• _Task requirements_
Look through the material below. Copy each line that contains the string "Healthy".

• _Extracted entries_

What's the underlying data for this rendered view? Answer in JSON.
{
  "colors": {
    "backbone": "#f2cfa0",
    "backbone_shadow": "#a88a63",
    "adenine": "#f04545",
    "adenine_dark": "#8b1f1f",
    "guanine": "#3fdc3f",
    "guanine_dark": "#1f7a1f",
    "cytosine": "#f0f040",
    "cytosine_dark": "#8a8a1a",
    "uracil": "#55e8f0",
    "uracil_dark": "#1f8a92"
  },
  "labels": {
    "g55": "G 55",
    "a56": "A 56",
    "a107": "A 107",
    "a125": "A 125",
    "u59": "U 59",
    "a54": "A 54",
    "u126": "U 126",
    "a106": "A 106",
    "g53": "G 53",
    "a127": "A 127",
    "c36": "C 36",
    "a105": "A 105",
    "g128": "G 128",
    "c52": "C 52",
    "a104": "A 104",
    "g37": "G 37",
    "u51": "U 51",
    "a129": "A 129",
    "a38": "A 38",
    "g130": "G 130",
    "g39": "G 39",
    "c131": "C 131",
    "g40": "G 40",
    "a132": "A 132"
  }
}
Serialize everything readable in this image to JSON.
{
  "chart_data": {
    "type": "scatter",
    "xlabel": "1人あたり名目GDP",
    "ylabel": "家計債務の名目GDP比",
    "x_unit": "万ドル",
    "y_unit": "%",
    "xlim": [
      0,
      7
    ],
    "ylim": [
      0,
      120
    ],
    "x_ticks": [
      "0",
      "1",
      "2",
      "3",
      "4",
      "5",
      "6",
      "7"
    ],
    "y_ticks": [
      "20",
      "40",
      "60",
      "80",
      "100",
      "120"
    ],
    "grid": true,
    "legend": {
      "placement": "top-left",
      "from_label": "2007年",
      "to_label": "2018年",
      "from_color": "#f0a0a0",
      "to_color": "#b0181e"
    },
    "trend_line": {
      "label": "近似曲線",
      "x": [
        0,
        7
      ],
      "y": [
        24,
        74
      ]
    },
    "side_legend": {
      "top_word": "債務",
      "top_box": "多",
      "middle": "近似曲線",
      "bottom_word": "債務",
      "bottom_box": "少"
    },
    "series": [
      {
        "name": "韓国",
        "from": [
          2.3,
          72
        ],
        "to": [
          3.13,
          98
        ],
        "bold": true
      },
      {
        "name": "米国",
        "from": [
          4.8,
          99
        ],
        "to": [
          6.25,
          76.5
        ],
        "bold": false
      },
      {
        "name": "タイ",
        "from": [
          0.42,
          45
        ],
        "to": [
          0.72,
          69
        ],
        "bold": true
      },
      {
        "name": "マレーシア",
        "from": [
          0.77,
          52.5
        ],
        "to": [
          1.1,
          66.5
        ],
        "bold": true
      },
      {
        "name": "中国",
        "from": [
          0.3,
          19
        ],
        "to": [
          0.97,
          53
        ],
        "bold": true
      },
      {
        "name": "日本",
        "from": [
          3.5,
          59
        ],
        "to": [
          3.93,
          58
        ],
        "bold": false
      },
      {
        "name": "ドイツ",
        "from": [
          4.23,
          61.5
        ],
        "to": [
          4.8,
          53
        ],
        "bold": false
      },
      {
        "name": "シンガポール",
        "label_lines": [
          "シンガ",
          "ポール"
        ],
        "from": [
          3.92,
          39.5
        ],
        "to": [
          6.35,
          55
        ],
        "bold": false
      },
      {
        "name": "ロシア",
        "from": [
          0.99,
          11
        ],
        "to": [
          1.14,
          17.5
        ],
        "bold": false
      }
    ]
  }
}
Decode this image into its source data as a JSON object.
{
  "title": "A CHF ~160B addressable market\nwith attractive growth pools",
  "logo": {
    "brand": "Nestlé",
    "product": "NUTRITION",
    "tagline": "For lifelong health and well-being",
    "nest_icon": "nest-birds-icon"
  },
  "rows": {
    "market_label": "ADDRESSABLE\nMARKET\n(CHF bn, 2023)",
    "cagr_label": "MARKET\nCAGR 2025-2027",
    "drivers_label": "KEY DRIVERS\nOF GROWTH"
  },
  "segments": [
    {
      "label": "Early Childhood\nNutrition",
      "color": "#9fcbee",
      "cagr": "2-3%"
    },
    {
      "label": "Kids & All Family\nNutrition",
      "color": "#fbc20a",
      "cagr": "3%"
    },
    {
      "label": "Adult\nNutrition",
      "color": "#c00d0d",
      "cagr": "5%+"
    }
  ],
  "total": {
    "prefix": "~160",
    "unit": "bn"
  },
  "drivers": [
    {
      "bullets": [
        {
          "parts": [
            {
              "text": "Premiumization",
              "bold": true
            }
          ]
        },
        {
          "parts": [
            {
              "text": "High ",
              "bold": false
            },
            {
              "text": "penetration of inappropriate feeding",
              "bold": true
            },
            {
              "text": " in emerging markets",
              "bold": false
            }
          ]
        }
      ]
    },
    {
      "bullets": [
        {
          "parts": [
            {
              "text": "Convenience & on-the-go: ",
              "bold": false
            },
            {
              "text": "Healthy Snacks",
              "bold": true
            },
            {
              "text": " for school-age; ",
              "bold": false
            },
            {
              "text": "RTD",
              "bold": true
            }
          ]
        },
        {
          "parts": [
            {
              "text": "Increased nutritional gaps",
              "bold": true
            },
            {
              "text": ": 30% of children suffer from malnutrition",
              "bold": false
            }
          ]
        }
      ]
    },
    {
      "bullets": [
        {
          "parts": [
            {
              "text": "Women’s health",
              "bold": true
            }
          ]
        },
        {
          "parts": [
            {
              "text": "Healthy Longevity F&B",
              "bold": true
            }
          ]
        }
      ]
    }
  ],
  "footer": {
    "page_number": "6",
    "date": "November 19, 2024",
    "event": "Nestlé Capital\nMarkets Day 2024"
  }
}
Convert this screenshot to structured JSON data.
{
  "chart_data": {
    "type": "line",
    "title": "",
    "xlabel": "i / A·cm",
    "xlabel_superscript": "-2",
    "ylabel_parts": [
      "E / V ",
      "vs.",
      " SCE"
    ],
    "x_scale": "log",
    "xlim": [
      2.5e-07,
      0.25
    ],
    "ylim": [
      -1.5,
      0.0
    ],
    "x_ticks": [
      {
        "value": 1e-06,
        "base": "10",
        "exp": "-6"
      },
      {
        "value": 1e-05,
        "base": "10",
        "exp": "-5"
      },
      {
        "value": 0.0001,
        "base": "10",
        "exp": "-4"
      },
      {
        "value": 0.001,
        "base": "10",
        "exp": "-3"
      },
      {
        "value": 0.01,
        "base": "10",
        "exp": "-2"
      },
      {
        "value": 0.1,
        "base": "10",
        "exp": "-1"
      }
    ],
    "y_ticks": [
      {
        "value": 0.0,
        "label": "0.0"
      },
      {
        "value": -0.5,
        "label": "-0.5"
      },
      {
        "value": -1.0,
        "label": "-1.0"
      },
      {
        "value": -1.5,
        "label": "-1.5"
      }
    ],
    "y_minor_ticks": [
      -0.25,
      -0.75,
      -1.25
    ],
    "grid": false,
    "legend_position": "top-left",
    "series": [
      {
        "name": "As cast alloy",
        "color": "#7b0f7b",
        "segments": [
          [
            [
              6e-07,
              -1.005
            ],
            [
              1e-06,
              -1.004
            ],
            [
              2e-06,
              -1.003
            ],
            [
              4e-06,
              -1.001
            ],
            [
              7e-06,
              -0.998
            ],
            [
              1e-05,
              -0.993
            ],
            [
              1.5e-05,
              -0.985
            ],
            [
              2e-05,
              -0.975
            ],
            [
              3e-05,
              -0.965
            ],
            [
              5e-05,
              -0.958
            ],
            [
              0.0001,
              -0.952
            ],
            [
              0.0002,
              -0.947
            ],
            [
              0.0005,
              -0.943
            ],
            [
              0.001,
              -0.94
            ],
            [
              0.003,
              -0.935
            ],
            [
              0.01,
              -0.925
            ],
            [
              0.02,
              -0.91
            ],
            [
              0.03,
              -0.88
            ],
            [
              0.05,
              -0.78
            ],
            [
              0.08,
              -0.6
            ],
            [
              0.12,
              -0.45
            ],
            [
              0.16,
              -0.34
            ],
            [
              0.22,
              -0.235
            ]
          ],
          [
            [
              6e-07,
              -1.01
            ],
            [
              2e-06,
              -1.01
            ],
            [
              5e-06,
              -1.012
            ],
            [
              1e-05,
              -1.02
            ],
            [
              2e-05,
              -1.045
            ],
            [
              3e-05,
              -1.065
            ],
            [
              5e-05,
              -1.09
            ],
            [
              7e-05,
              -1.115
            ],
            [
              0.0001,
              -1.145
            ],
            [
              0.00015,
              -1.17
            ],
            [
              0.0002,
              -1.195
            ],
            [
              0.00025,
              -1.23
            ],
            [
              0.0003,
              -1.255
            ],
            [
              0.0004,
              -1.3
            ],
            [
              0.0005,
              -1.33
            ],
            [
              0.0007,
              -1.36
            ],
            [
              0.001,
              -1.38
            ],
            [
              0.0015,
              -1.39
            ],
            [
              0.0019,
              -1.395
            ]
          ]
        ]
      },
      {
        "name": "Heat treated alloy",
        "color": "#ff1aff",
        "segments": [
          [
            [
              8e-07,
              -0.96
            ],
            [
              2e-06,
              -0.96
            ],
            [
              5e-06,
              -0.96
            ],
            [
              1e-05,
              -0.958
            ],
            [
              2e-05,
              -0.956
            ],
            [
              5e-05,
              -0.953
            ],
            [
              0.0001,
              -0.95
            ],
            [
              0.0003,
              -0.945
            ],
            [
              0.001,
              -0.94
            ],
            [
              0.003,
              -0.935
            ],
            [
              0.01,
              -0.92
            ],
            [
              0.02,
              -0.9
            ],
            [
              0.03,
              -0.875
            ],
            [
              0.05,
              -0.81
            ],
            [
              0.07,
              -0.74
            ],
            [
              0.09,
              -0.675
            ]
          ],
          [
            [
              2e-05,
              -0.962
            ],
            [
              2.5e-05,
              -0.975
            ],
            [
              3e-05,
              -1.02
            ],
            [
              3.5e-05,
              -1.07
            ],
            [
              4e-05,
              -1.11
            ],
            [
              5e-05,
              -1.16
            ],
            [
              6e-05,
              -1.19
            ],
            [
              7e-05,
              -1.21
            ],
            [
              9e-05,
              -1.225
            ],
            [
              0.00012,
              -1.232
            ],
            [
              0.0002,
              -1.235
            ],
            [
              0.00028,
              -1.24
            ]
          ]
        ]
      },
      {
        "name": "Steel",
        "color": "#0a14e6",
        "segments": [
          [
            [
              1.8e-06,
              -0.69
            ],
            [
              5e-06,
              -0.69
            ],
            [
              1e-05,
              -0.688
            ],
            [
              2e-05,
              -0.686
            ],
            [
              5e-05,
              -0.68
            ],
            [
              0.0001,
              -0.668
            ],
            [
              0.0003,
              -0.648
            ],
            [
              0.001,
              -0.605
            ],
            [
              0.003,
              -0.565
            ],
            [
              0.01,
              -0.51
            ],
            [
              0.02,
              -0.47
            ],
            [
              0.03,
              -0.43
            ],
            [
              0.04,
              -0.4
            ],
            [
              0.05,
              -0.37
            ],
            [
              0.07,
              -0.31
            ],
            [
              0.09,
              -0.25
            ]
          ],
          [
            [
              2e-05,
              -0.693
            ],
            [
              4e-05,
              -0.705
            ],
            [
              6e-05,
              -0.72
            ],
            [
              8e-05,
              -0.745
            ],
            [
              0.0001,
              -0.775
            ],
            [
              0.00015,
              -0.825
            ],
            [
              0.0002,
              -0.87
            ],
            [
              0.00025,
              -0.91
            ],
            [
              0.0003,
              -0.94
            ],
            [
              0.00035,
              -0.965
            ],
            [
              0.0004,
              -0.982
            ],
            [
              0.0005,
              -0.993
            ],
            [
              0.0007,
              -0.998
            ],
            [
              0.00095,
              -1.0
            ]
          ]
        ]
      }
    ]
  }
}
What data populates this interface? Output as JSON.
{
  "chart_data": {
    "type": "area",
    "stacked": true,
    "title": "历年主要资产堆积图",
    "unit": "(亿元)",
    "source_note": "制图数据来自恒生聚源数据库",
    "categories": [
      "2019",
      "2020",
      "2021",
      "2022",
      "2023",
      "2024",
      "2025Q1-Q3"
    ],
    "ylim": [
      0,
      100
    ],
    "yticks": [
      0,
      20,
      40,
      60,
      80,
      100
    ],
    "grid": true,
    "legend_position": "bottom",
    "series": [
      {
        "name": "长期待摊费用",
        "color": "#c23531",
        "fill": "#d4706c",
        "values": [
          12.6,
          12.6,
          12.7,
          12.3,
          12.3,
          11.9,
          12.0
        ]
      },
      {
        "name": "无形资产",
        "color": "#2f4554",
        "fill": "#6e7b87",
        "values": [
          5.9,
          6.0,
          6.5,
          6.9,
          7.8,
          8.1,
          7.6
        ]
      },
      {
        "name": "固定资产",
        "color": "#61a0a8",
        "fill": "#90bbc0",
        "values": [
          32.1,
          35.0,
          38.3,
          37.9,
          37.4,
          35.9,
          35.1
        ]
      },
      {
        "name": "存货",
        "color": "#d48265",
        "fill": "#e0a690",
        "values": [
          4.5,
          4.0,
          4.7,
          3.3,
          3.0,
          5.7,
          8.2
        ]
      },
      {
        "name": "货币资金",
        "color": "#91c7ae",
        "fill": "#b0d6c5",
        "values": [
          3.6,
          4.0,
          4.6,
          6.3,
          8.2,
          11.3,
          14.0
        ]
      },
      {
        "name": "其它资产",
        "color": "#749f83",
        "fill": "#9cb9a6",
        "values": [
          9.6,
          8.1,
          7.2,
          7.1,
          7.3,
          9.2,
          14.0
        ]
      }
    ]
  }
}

• _The response_
              "text": "Healthy Snacks",
              "text": "Healthy Longevity F&B",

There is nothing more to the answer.